Report each line of the data that has "regulation" somewhere in it.

[Start MATERIAL SUPPLIED]

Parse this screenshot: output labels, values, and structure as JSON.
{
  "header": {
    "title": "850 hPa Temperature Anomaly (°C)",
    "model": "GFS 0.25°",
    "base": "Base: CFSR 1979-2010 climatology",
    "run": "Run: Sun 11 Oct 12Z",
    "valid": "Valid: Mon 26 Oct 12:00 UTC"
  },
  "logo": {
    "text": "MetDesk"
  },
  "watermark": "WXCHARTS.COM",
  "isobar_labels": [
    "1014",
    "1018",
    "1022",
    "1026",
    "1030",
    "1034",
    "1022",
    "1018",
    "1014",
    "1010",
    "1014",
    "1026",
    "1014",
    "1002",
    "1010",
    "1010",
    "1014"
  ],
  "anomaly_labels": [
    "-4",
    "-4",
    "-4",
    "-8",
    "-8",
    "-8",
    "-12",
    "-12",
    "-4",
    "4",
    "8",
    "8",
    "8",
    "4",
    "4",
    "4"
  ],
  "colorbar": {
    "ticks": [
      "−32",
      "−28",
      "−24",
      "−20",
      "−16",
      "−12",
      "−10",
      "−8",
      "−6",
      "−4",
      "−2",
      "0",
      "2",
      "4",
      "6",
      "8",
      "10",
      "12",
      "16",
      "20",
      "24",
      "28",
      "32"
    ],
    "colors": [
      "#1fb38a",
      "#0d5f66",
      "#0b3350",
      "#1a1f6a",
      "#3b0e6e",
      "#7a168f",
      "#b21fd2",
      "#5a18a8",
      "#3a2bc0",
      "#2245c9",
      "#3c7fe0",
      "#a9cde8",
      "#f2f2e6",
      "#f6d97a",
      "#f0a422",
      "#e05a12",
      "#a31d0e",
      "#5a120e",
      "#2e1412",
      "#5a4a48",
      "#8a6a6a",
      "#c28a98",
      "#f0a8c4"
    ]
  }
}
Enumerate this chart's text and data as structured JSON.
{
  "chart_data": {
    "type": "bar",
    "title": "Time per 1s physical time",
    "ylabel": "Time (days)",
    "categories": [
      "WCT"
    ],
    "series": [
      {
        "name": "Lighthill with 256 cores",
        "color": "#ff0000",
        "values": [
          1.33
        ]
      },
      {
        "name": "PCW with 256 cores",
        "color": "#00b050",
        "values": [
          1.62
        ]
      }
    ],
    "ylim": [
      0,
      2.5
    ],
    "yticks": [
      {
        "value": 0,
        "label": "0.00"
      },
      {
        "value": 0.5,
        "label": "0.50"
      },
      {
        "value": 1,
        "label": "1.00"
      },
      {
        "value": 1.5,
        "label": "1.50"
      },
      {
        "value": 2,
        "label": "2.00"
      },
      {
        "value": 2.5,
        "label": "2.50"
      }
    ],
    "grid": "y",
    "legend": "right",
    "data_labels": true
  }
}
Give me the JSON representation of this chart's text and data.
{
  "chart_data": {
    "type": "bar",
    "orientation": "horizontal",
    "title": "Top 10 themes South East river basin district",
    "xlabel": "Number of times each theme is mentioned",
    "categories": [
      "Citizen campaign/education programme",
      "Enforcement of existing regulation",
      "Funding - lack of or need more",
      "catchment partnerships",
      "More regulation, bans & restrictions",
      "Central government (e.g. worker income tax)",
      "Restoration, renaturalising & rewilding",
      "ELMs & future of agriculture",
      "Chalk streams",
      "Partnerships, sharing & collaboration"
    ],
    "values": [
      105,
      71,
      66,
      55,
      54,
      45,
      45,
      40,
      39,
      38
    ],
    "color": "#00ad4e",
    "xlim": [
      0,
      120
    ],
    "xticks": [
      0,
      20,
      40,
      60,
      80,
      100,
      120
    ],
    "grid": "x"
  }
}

[End MATERIAL SUPPLIED]

• _ANSWER TO THIS PROBLEM_
      "Enforcement of existing regulation",
      "More regulation, bans & restrictions",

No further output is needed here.